## Stated problem
Replace every "bar-segment-southern" with "bar-segment-south" throughout the items below, keep everything else unchanged, and write the lines out again without the pictures.

───── Data in this exercise

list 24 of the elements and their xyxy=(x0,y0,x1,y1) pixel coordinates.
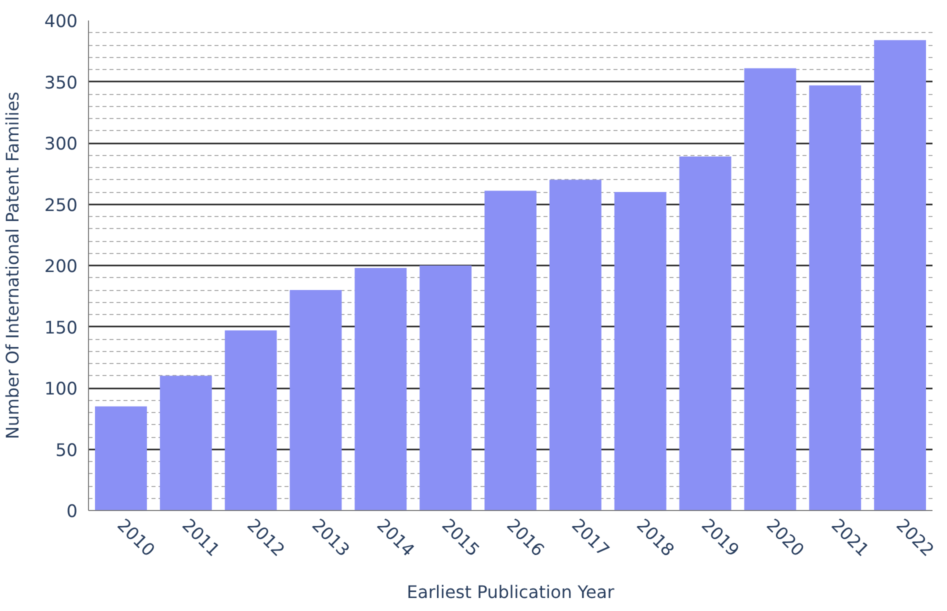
bar xyxy=(809,85,862,510)
y-tick-label: 0 xyxy=(66,502,78,522)
bar xyxy=(744,68,796,510)
bar xyxy=(679,156,732,510)
y-tick-label: 100 xyxy=(44,380,78,400)
bar xyxy=(484,190,536,510)
bar xyxy=(354,268,407,510)
y-axis-title: Number Of International Patent Families xyxy=(3,92,24,440)
bar xyxy=(614,192,666,510)
y-tick-label: 400 xyxy=(44,12,78,32)
bar xyxy=(420,266,472,510)
bar xyxy=(874,40,926,510)
x-axis-title: Earliest Publication Year xyxy=(406,582,616,603)
y-tick-label: 300 xyxy=(44,134,78,154)
y-tick-label: 200 xyxy=(44,257,78,277)
y-tick-label: 250 xyxy=(44,196,78,216)
y-tick-label: 350 xyxy=(44,73,78,94)
bar xyxy=(290,290,342,510)
bar xyxy=(160,376,212,510)
bar xyxy=(94,406,147,510)
bar xyxy=(549,180,602,510)
bar xyxy=(224,330,277,510)
y-tick-label: 150 xyxy=(44,318,78,338)
y-tick-label: 50 xyxy=(55,440,78,461)
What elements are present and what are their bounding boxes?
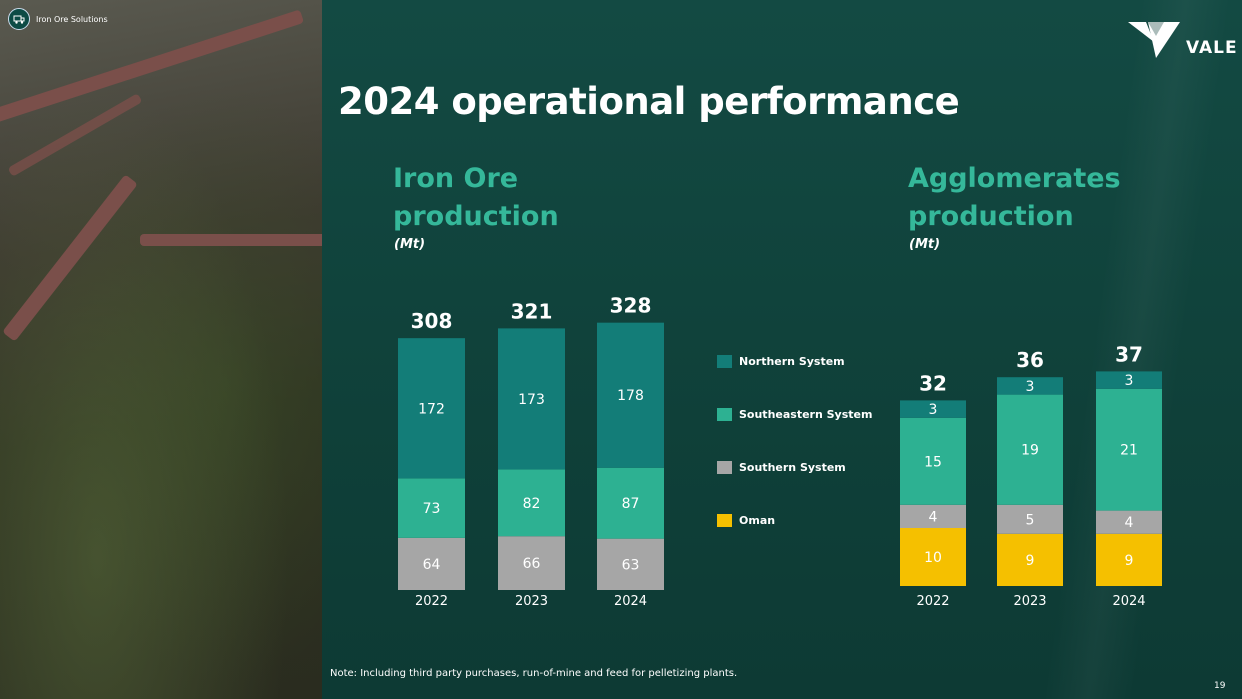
data-label: 178 [617,388,644,404]
bar-segment-northern [1096,371,1162,389]
chart-title-agglomerates: Agglomerates production [908,163,1121,232]
bar-segment-northern [498,328,565,470]
legend-item-southern: Southern System [717,461,846,474]
bar-segment-oman [997,533,1063,586]
legend-swatch-southeastern [717,408,732,421]
truck-icon [8,8,30,30]
category-tick-label: 2024 [614,594,647,609]
bar-segment-southern [597,538,664,590]
conveyor-rail [140,234,330,246]
bar-segment-southeastern [1096,388,1162,511]
data-label: 19 [1021,443,1039,459]
section-label: Iron Ore Solutions [36,14,108,24]
data-label: 21 [1120,443,1138,459]
data-label: 64 [423,557,441,573]
legend-label: Southern System [739,461,846,474]
bar-segment-southern [498,536,565,590]
background-photo [0,0,330,699]
bar-segment-southern [1096,510,1162,534]
legend-item-southeastern: Southeastern System [717,408,872,421]
page-title: 2024 operational performance [338,80,960,123]
data-label: 82 [523,496,541,512]
legend-label: Northern System [739,355,845,368]
data-label: 3 [1125,373,1134,389]
legend-swatch-oman [717,514,732,527]
legend-label: Oman [739,514,776,527]
bar-segment-northern [997,377,1063,395]
bar-segment-southern [398,537,465,590]
legend-swatch-southern [717,461,732,474]
chart-unit-agglomerates: (Mt) [909,237,941,252]
bar-total-label: 32 [919,371,947,395]
legend-item-oman: Oman [717,514,775,527]
vale-logo-mark [1128,22,1180,58]
data-label: 9 [1125,553,1134,569]
bar-segment-southeastern [597,467,664,539]
data-label: 3 [1026,379,1035,395]
data-label: 73 [423,501,441,517]
bar-segment-southern [900,504,966,528]
data-label: 172 [418,401,445,417]
logo-text: VALE [1186,38,1238,58]
bar-total-label: 308 [411,309,453,333]
data-label: 9 [1026,553,1035,569]
content-panel [322,0,1242,699]
bar-total-label: 328 [610,294,652,318]
category-tick-label: 2024 [1112,594,1145,609]
category-tick-label: 2023 [515,594,548,609]
data-label: 4 [929,509,938,525]
category-tick-label: 2022 [916,594,949,609]
data-label: 63 [622,557,640,573]
bar-segment-northern [900,400,966,418]
bar-segment-oman [900,528,966,586]
bar-total-label: 37 [1115,342,1143,366]
data-label: 66 [523,556,541,572]
data-label: 15 [924,454,942,470]
vale-logo: VALE [1126,18,1238,60]
data-label: 3 [929,402,938,418]
footnote: Note: Including third party purchases, r… [330,668,738,679]
chart-unit-iron-ore: (Mt) [394,237,426,252]
bar-segment-southeastern [997,394,1063,505]
section-tag: Iron Ore Solutions [8,8,108,30]
category-tick-label: 2022 [415,594,448,609]
page-number: 19 [1214,681,1226,691]
bar-segment-northern [597,322,664,468]
bar-segment-southeastern [398,478,465,538]
data-label: 87 [622,496,640,512]
bar-segment-southeastern [498,469,565,537]
legend-swatch-northern [717,355,732,368]
bar-segment-oman [1096,533,1162,586]
bar-segment-southern [997,504,1063,534]
legend-item-northern: Northern System [717,355,845,368]
data-label: 10 [924,550,942,566]
data-label: 4 [1125,515,1134,531]
bar-segment-northern [398,338,465,479]
data-label: 173 [518,392,545,408]
bar-total-label: 321 [511,299,553,323]
data-label: 5 [1026,512,1035,528]
bar-total-label: 36 [1016,348,1044,372]
category-tick-label: 2023 [1013,594,1046,609]
legend-label: Southeastern System [739,408,873,421]
chart-title-iron-ore: Iron Ore production [393,163,559,232]
bar-segment-southeastern [900,417,966,505]
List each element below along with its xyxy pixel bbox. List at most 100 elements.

──────────

## Response below
list 24 of the elements and their xyxy=(x0,y0,x1,y1) pixel coordinates.
bar xyxy=(809,85,862,510)
y-tick-label: 0 xyxy=(66,502,78,522)
bar xyxy=(744,68,796,510)
bar xyxy=(679,156,732,510)
y-tick-label: 100 xyxy=(44,380,78,400)
bar xyxy=(484,190,536,510)
bar xyxy=(354,268,407,510)
y-axis-title: Number Of International Patent Families xyxy=(3,92,24,440)
bar xyxy=(614,192,666,510)
y-tick-label: 400 xyxy=(44,12,78,32)
bar xyxy=(420,266,472,510)
bar xyxy=(874,40,926,510)
x-axis-title: Earliest Publication Year xyxy=(406,582,616,603)
y-tick-label: 300 xyxy=(44,134,78,154)
y-tick-label: 200 xyxy=(44,257,78,277)
y-tick-label: 250 xyxy=(44,196,78,216)
y-tick-label: 350 xyxy=(44,73,78,94)
bar xyxy=(290,290,342,510)
bar xyxy=(160,376,212,510)
bar xyxy=(94,406,147,510)
bar xyxy=(549,180,602,510)
bar xyxy=(224,330,277,510)
y-tick-label: 150 xyxy=(44,318,78,338)
y-tick-label: 50 xyxy=(55,440,78,461)
What elements are present and what are their bounding boxes?
data-label: 178 [617,388,644,404]
bar-segment-northern [1096,371,1162,389]
chart-title-agglomerates: Agglomerates production [908,163,1121,232]
bar-segment-northern [498,328,565,470]
legend-item-southern: Southern System [717,461,846,474]
bar-segment-oman [997,533,1063,586]
legend-swatch-southeastern [717,408,732,421]
truck-icon [8,8,30,30]
category-tick-label: 2024 [614,594,647,609]
bar-segment-south [597,538,664,590]
conveyor-rail [140,234,330,246]
bar-segment-southeastern [1096,388,1162,511]
data-label: 19 [1021,443,1039,459]
section-label: Iron Ore Solutions [36,14,108,24]
data-label: 21 [1120,443,1138,459]
data-label: 64 [423,557,441,573]
legend-label: Southern System [739,461,846,474]
bar-segment-south [498,536,565,590]
background-photo [0,0,330,699]
bar-segment-south [1096,510,1162,534]
legend-item-southeastern: Southeastern System [717,408,872,421]
page-title: 2024 operational performance [338,80,960,123]
data-label: 82 [523,496,541,512]
legend-label: Northern System [739,355,845,368]
data-label: 3 [1125,373,1134,389]
legend-swatch-oman [717,514,732,527]
legend-label: Oman [739,514,776,527]
bar-segment-northern [997,377,1063,395]
bar-segment-south [398,537,465,590]
legend-swatch-southern [717,461,732,474]
chart-unit-agglomerates: (Mt) [909,237,941,252]
bar-total-label: 32 [919,371,947,395]
legend-item-oman: Oman [717,514,775,527]
vale-logo-mark [1128,22,1180,58]
data-label: 9 [1125,553,1134,569]
bar-segment-southeastern [597,467,664,539]
data-label: 3 [1026,379,1035,395]
data-label: 73 [423,501,441,517]
bar-segment-south [900,504,966,528]
data-label: 172 [418,401,445,417]
logo-text: VALE [1186,38,1238,58]
bar-total-label: 308 [411,309,453,333]
data-label: 9 [1026,553,1035,569]
content-panel [322,0,1242,699]
bar-total-label: 328 [610,294,652,318]
category-tick-label: 2024 [1112,594,1145,609]
category-tick-label: 2023 [515,594,548,609]
data-label: 4 [929,509,938,525]
category-tick-label: 2022 [916,594,949,609]
data-label: 63 [622,557,640,573]
bar-segment-northern [900,400,966,418]
bar-segment-oman [900,528,966,586]
bar-total-label: 37 [1115,342,1143,366]
data-label: 66 [523,556,541,572]
data-label: 15 [924,454,942,470]
vale-logo: VALE [1126,18,1238,60]
data-label: 3 [929,402,938,418]
footnote: Note: Including third party purchases, r… [330,668,738,679]
chart-unit-iron-ore: (Mt) [394,237,426,252]
bar-segment-southeastern [997,394,1063,505]
section-tag: Iron Ore Solutions [8,8,108,30]
category-tick-label: 2022 [415,594,448,609]
page-number: 19 [1214,681,1226,691]
bar-segment-northern [597,322,664,468]
bar-segment-southeastern [398,478,465,538]
data-label: 87 [622,496,640,512]
bar-segment-southeastern [498,469,565,537]
legend-swatch-northern [717,355,732,368]
bar-segment-oman [1096,533,1162,586]
bar-segment-south [997,504,1063,534]
legend-item-northern: Northern System [717,355,845,368]
data-label: 10 [924,550,942,566]
data-label: 4 [1125,515,1134,531]
bar-segment-northern [398,338,465,479]
data-label: 173 [518,392,545,408]
bar-total-label: 321 [511,299,553,323]
data-label: 5 [1026,512,1035,528]
bar-total-label: 36 [1016,348,1044,372]
category-tick-label: 2023 [1013,594,1046,609]
legend-label: Southeastern System [739,408,873,421]
chart-title-iron-ore: Iron Ore production [393,163,559,232]
bar-segment-southeastern [900,417,966,505]
List each element below along with its xyxy pixel bbox. List at most 100 elements.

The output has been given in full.